Figure contents as structured data>
* * * * * * *

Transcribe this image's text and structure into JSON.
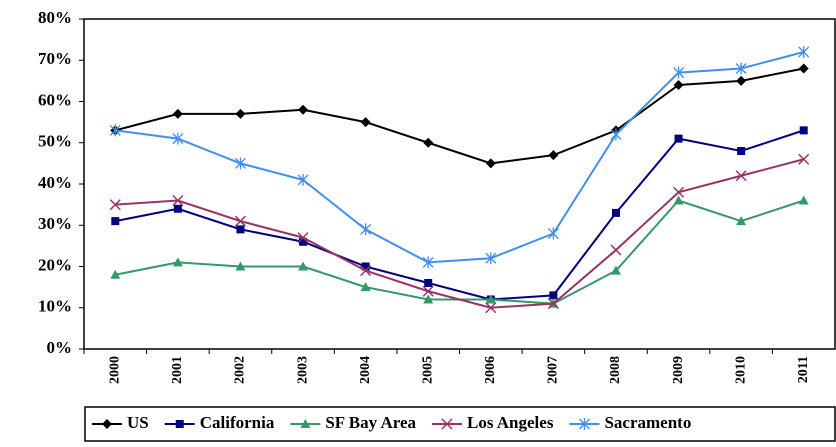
{
  "chart_data": {
    "type": "line",
    "categories": [
      "2000",
      "2001",
      "2002",
      "2003",
      "2004",
      "2005",
      "2006",
      "2007",
      "2008",
      "2009",
      "2010",
      "2011"
    ],
    "series": [
      {
        "name": "US",
        "color": "#000000",
        "marker": "diamond",
        "values": [
          53,
          57,
          57,
          58,
          55,
          50,
          45,
          47,
          53,
          64,
          65,
          68
        ]
      },
      {
        "name": "California",
        "color": "#000080",
        "marker": "square",
        "values": [
          31,
          34,
          29,
          26,
          20,
          16,
          12,
          13,
          33,
          51,
          48,
          53
        ]
      },
      {
        "name": "SF Bay Area",
        "color": "#339966",
        "marker": "triangle",
        "values": [
          18,
          21,
          20,
          20,
          15,
          12,
          12,
          11,
          19,
          36,
          31,
          36
        ]
      },
      {
        "name": "Los Angeles",
        "color": "#993366",
        "marker": "x",
        "values": [
          35,
          36,
          31,
          27,
          19,
          14,
          10,
          11,
          24,
          38,
          42,
          46
        ]
      },
      {
        "name": "Sacramento",
        "color": "#3f8fef",
        "marker": "asterisk",
        "values": [
          53,
          51,
          45,
          41,
          29,
          21,
          22,
          28,
          52,
          67,
          68,
          72
        ]
      }
    ],
    "ylim": [
      0,
      80
    ],
    "yticks": [
      {
        "value": 0,
        "label": "0%"
      },
      {
        "value": 10,
        "label": "10%"
      },
      {
        "value": 20,
        "label": "20%"
      },
      {
        "value": 30,
        "label": "30%"
      },
      {
        "value": 40,
        "label": "40%"
      },
      {
        "value": 50,
        "label": "50%"
      },
      {
        "value": 60,
        "label": "60%"
      },
      {
        "value": 70,
        "label": "70%"
      },
      {
        "value": 80,
        "label": "80%"
      }
    ],
    "grid": false,
    "legend": "bottom"
  }
}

* * * * * * *

DIRECTIONS>
Report back each line of the entries that holds the string "label".

SOLUTION>
        "label": "0%"
        "label": "10%"
        "label": "20%"
        "label": "30%"
        "label": "40%"
        "label": "50%"
        "label": "60%"
        "label": "70%"
        "label": "80%"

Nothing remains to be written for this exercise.